== DATASET ENTRIES

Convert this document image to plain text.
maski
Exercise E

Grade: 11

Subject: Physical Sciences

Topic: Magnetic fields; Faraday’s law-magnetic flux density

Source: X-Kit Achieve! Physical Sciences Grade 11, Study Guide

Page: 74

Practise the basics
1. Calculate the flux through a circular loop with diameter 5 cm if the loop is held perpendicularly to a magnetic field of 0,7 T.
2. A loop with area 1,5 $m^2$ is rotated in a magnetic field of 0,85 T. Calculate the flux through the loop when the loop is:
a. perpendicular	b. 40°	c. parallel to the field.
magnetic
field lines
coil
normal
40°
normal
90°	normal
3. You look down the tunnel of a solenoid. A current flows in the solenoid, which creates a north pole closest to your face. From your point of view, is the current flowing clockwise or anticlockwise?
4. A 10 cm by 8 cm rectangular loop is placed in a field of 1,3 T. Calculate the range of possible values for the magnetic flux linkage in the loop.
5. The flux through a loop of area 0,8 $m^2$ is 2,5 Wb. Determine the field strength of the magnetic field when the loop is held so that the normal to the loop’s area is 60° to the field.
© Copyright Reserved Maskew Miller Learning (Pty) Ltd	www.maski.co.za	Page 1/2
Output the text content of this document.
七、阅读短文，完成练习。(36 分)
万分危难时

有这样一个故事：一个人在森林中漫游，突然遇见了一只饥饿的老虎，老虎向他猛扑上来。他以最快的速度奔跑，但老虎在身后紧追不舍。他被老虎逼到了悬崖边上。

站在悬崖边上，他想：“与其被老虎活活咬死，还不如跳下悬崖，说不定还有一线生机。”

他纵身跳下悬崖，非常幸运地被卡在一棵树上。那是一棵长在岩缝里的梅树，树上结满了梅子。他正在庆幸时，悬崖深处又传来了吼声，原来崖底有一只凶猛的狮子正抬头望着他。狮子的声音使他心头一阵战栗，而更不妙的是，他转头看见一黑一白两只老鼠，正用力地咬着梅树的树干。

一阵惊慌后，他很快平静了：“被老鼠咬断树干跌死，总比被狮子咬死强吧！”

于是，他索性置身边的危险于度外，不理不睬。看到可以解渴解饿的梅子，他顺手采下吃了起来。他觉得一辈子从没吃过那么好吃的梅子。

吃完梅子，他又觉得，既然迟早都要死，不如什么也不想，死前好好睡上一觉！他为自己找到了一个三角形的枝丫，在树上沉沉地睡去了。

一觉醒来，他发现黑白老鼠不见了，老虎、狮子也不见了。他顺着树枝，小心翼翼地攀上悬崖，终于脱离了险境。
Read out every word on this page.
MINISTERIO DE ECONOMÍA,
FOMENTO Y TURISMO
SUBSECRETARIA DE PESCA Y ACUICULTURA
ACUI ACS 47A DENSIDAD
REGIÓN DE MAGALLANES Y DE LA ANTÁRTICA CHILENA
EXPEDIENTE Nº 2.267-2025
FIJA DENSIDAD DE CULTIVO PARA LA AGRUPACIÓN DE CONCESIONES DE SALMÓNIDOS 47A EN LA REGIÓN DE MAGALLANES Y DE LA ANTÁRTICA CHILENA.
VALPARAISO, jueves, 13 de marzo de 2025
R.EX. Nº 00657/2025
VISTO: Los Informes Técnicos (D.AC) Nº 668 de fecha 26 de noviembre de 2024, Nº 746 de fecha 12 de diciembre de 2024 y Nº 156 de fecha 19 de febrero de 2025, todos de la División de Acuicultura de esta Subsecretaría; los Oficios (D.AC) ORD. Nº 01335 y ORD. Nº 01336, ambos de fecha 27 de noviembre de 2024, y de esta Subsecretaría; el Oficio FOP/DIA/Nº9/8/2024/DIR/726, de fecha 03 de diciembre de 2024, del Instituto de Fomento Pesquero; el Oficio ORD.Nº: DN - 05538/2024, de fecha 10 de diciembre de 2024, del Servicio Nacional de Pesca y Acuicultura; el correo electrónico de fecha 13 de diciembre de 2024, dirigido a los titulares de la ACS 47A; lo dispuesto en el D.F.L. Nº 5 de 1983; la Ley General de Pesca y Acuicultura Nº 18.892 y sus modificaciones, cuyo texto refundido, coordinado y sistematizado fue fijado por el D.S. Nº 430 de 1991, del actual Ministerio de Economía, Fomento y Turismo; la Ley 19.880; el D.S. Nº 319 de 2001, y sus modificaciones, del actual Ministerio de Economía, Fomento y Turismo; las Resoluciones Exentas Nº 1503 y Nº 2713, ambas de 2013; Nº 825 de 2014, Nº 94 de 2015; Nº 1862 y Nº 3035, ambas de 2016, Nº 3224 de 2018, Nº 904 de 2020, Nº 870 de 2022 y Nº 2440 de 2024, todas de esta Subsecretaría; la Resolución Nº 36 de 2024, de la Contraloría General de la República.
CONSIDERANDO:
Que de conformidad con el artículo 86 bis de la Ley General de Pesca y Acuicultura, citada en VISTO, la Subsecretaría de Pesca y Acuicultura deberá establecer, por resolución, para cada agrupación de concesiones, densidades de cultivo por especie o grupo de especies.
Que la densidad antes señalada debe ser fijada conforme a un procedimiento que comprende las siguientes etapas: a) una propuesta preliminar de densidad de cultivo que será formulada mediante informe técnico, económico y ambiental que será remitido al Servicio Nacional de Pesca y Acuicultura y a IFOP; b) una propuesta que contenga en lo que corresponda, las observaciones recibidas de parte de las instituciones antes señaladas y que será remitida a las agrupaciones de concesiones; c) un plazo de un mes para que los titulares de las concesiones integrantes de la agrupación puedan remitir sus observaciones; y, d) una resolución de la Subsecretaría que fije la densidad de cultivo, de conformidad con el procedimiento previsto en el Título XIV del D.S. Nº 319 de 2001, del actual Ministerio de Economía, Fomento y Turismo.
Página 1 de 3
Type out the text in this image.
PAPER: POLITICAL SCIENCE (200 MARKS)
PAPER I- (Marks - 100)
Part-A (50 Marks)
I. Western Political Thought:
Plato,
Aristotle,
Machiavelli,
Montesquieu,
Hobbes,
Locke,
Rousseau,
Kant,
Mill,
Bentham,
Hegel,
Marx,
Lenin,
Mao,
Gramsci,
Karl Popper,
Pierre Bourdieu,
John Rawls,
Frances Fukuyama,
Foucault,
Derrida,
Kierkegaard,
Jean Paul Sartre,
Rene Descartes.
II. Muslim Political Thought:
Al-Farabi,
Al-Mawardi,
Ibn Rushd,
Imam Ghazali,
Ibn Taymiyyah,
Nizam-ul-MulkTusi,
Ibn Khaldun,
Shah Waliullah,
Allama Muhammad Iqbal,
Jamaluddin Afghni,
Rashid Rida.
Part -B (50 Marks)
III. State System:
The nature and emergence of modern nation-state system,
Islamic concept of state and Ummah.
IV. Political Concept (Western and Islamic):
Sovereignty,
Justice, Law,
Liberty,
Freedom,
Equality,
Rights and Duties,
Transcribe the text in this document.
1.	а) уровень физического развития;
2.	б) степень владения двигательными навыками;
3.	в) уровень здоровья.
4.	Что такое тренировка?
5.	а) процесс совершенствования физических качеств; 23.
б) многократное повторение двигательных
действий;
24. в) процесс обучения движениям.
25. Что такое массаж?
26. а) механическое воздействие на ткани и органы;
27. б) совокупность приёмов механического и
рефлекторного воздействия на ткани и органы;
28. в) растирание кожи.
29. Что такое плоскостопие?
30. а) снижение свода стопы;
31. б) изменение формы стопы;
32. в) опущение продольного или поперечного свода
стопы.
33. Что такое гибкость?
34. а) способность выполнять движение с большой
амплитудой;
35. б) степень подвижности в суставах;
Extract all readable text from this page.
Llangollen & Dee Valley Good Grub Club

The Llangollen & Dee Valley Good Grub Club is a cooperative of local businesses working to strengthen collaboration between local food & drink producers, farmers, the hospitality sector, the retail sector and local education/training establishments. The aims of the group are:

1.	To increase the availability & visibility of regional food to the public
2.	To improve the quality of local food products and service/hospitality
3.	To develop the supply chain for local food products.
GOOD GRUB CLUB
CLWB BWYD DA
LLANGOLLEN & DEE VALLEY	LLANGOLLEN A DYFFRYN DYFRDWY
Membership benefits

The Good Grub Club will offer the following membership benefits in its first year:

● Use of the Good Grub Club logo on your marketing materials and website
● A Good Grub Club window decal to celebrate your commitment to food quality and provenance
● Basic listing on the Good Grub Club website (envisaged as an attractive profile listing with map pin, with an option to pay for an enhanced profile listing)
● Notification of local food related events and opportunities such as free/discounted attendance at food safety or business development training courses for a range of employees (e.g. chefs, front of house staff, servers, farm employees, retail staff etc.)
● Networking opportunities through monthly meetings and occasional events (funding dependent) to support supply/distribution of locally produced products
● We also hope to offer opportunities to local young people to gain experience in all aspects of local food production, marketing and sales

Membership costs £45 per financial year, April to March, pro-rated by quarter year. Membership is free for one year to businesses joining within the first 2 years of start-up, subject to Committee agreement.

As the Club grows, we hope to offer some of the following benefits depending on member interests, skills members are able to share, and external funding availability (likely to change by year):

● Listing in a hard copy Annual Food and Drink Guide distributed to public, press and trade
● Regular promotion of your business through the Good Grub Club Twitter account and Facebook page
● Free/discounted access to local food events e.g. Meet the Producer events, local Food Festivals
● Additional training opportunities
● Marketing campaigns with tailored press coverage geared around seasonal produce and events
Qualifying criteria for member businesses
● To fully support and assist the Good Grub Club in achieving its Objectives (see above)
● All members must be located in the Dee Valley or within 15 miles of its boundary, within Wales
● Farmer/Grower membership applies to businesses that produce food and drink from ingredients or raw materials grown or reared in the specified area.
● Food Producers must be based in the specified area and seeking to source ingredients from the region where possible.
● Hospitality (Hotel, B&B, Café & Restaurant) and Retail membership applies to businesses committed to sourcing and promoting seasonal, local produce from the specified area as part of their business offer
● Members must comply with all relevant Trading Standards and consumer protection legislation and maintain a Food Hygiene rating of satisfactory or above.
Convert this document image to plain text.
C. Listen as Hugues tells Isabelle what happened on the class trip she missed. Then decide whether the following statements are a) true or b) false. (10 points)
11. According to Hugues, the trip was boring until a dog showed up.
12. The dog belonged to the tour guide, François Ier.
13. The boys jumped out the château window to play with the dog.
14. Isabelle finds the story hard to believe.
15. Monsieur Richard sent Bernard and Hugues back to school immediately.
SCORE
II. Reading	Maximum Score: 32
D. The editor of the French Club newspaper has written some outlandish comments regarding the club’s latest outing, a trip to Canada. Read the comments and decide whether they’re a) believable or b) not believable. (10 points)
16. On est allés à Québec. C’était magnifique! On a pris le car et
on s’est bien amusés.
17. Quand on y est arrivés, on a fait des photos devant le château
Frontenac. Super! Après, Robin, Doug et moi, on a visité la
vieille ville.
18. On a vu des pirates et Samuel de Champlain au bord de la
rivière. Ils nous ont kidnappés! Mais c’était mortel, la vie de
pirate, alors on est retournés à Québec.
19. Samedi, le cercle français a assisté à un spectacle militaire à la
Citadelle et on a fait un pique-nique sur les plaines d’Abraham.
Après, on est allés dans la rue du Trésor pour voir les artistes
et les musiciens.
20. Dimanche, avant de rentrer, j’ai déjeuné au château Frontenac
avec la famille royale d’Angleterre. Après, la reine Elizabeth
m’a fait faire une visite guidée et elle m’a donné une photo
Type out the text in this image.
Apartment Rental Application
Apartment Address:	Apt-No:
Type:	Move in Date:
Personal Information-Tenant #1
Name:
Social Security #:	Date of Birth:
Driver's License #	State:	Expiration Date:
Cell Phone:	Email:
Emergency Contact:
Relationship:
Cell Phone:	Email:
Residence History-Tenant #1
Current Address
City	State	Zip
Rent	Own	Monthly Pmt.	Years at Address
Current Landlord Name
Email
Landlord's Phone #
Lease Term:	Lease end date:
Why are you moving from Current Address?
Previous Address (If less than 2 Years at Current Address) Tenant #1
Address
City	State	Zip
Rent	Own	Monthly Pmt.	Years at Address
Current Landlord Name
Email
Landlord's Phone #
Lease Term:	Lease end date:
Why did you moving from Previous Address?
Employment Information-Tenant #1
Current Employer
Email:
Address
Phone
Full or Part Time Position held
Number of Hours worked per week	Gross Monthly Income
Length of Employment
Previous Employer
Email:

====

TO BE DONE
Copy whichever lines in the listing above contain the word "Hugues".

TASK OUTPUT
C. Listen as Hugues tells Isabelle what happened on the class trip she missed. Then decide whether the following statements are a) true or b) false. (10 points)
11. According to Hugues, the trip was boring until a dog showed up.
15. Monsieur Richard sent Bernard and Hugues back to school immediately.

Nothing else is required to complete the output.